* BEGIN *

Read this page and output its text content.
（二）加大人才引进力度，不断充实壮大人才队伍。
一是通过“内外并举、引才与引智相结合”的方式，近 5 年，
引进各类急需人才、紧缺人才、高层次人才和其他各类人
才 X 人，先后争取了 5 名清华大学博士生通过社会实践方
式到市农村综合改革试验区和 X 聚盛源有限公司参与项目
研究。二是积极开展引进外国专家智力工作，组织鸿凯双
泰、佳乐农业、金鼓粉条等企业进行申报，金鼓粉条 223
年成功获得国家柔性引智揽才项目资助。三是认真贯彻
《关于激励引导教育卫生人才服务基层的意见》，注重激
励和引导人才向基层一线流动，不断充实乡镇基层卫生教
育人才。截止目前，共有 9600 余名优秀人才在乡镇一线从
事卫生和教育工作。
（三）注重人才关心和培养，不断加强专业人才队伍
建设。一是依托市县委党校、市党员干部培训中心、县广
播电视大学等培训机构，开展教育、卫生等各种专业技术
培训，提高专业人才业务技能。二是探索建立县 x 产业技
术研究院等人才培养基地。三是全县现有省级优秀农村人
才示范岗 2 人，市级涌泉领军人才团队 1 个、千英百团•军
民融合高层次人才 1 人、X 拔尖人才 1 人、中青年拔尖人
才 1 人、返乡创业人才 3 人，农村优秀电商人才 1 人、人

* END *

— Requirement —
Would you copy out each line exactly as written?

— Output below —
Read this page and output its text content.
（二）加大人才引进力度，不断充实壮大人才队伍。
一是通过“内外并举、引才与引智相结合”的方式，近 5 年，
引进各类急需人才、紧缺人才、高层次人才和其他各类人
才 X 人，先后争取了 5 名清华大学博士生通过社会实践方
式到市农村综合改革试验区和 X 聚盛源有限公司参与项目
研究。二是积极开展引进外国专家智力工作，组织鸿凯双
泰、佳乐农业、金鼓粉条等企业进行申报，金鼓粉条 223
年成功获得国家柔性引智揽才项目资助。三是认真贯彻
《关于激励引导教育卫生人才服务基层的意见》，注重激
励和引导人才向基层一线流动，不断充实乡镇基层卫生教
育人才。截止目前，共有 9600 余名优秀人才在乡镇一线从
事卫生和教育工作。
（三）注重人才关心和培养，不断加强专业人才队伍
建设。一是依托市县委党校、市党员干部培训中心、县广
播电视大学等培训机构，开展教育、卫生等各种专业技术
培训，提高专业人才业务技能。二是探索建立县 x 产业技
术研究院等人才培养基地。三是全县现有省级优秀农村人
才示范岗 2 人，市级涌泉领军人才团队 1 个、千英百团•军
民融合高层次人才 1 人、X 拔尖人才 1 人、中青年拔尖人
才 1 人、返乡创业人才 3 人，农村优秀电商人才 1 人、人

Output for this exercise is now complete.